== Information supplied

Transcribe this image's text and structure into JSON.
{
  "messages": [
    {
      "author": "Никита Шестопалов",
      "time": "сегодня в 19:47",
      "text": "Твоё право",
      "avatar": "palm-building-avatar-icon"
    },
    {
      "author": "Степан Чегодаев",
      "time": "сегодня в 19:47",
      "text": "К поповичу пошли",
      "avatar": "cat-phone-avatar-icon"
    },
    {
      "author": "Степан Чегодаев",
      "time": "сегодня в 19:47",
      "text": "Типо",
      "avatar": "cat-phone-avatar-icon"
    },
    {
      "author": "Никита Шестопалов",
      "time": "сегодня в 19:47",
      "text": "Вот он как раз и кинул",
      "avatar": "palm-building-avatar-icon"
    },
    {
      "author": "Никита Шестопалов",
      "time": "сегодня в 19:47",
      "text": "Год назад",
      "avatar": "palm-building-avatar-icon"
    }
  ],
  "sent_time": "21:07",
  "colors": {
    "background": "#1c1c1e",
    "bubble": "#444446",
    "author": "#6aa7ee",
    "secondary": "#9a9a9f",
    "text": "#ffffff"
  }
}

====
== Information supplied

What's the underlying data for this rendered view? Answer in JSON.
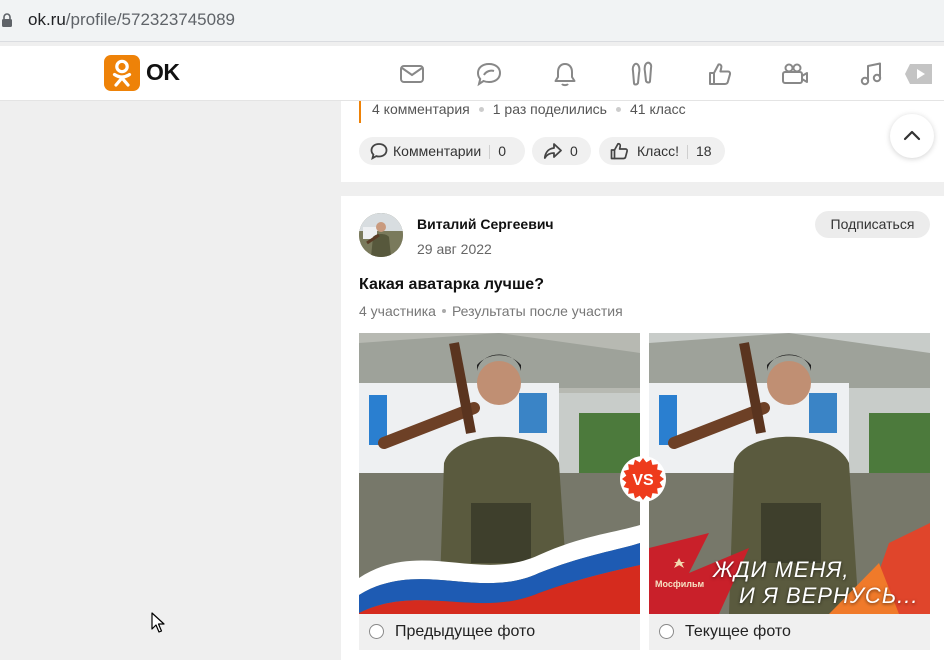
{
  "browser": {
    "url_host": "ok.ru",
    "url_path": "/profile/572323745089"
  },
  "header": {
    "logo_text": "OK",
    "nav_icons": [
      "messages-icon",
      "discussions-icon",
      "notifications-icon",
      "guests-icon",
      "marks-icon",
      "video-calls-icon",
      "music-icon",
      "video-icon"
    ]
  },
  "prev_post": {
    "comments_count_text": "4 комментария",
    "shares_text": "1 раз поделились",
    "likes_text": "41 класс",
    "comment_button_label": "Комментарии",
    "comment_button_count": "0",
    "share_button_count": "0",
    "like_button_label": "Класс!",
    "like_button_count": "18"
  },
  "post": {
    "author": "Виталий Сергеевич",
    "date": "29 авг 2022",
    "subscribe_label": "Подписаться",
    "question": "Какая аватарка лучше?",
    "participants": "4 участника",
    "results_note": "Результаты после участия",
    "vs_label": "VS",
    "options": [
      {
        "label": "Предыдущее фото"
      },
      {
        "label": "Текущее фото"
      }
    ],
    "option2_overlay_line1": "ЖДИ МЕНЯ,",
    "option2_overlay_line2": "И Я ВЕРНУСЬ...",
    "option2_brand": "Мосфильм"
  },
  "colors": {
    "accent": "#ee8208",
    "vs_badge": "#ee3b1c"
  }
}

====

▶ Written instruction
Where does the word "JSON" appear in the listing? List each line that holds it.

▶ Final result
Transcribe this image's text and structure into JSON.
What's the underlying data for this rendered view? Answer in JSON.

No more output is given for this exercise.